Provided records:
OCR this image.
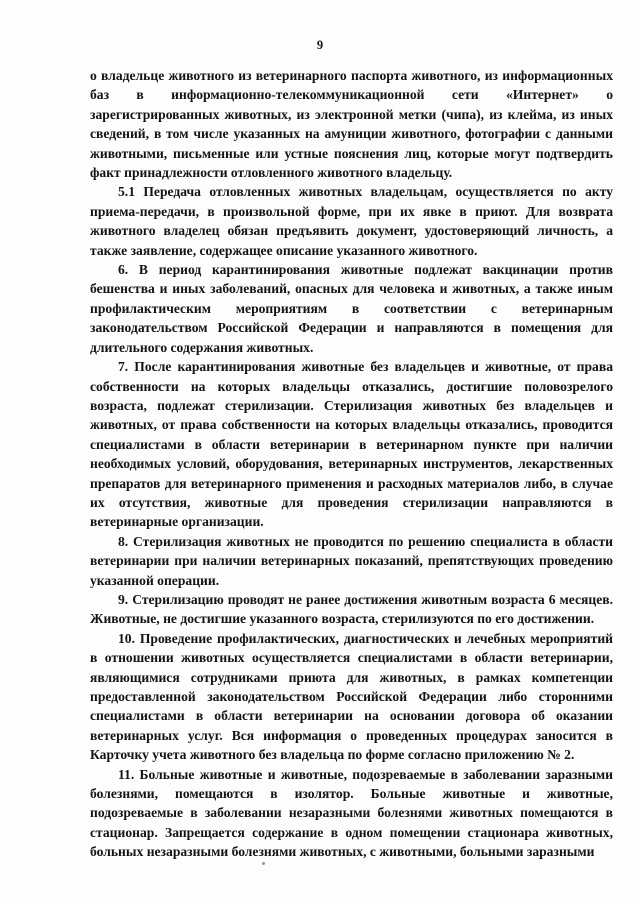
9

о владельце животного из ветеринарного паспорта животного, из информационных баз в информационно-телекоммуникационной сети «Интернет» о зарегистрированных животных, из электронной метки (чипа), из клейма, из иных сведений, в том числе указанных на амуниции животного, фотографии с данными животными, письменные или устные пояснения лиц, которые могут подтвердить факт принадлежности отловленного животного владельцу.

5.1 Передача отловленных животных владельцам, осуществляется по акту приема-передачи, в произвольной форме, при их явке в приют. Для возврата животного владелец обязан предъявить документ, удостоверяющий личность, а также заявление, содержащее описание указанного животного.

6. В период карантинирования животные подлежат вакцинации против бешенства и иных заболеваний, опасных для человека и животных, а также иным профилактическим мероприятиям в соответствии с ветеринарным законодательством Российской Федерации и направляются в помещения для длительного содержания животных.

7. После карантинирования животные без владельцев и животные, от права собственности на которых владельцы отказались, достигшие половозрелого возраста, подлежат стерилизации. Стерилизация животных без владельцев и животных, от права собственности на которых владельцы отказались, проводится специалистами в области ветеринарии в ветеринарном пункте при наличии необходимых условий, оборудования, ветеринарных инструментов, лекарственных препаратов для ветеринарного применения и расходных материалов либо, в случае их отсутствия, животные для проведения стерилизации направляются в ветеринарные организации.

8. Стерилизация животных не проводится по решению специалиста в области ветеринарии при наличии ветеринарных показаний, препятствующих проведению указанной операции.

9. Стерилизацию проводят не ранее достижения животным возраста 6 месяцев. Животные, не достигшие указанного возраста, стерилизуются по его достижении.

10. Проведение профилактических, диагностических и лечебных мероприятий в отношении животных осуществляется специалистами в области ветеринарии, являющимися сотрудниками приюта для животных, в рамках компетенции предоставленной законодательством Российской Федерации либо сторонними специалистами в области ветеринарии на основании договора об оказании ветеринарных услуг. Вся информация о проведенных процедурах заносится в Карточку учета животного без владельца по форме согласно приложению № 2.

11. Больные животные и животные, подозреваемые в заболевании заразными болезнями, помещаются в изолятор. Больные животные и животные, подозреваемые в заболевании незаразными болезнями животных помещаются в стационар. Запрещается содержание в одном помещении стационара животных, больных незаразными болезнями животных, с животными, больными заразными
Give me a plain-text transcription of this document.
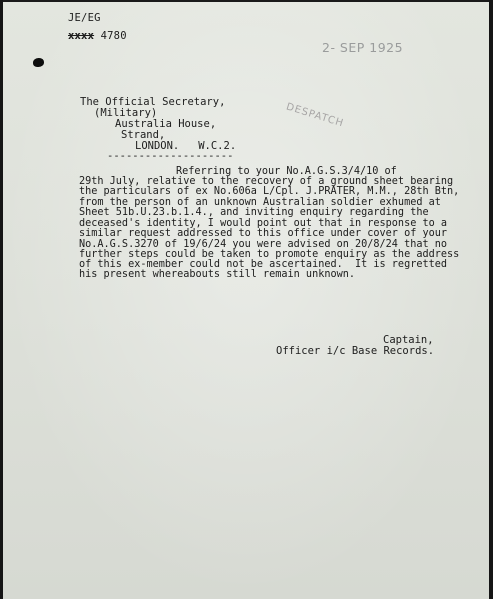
JE/EG
xxxx 4780
2- SEP 1925
The Official Secretary,
(Military)
Australia House,
Strand,
LONDON.   W.C.2.
--------------------
DESPATCH
Referring to your No.A.G.S.3/4/10 of
29th July, relative to the recovery of a ground sheet bearing
the particulars of ex No.606a L/Cpl. J.PRATER, M.M., 28th Btn,
from the person of an unknown Australian soldier exhumed at
Sheet 51b.U.23.b.1.4., and inviting enquiry regarding the
deceased's identity, I would point out that in response to a
similar request addressed to this office under cover of your
No.A.G.S.3270 of 19/6/24 you were advised on 20/8/24 that no
further steps could be taken to promote enquiry as the address
of this ex-member could not be ascertained.  It is regretted
his present whereabouts still remain unknown.
Captain,
Officer i/c Base Records.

Instructions for the task: Take the line that contains "Give me a plain-text" and all lines after it to the end of the material above, and copy them verbatim without any images.

Complete answer:
Give me a plain-text transcription of this document.
JE/EG
xxxx 4780
2- SEP 1925
The Official Secretary,
(Military)
Australia House,
Strand,
LONDON.   W.C.2.
--------------------
DESPATCH
Referring to your No.A.G.S.3/4/10 of
29th July, relative to the recovery of a ground sheet bearing
the particulars of ex No.606a L/Cpl. J.PRATER, M.M., 28th Btn,
from the person of an unknown Australian soldier exhumed at
Sheet 51b.U.23.b.1.4., and inviting enquiry regarding the
deceased's identity, I would point out that in response to a
similar request addressed to this office under cover of your
No.A.G.S.3270 of 19/6/24 you were advised on 20/8/24 that no
further steps could be taken to promote enquiry as the address
of this ex-member could not be ascertained.  It is regretted
his present whereabouts still remain unknown.
Captain,
Officer i/c Base Records.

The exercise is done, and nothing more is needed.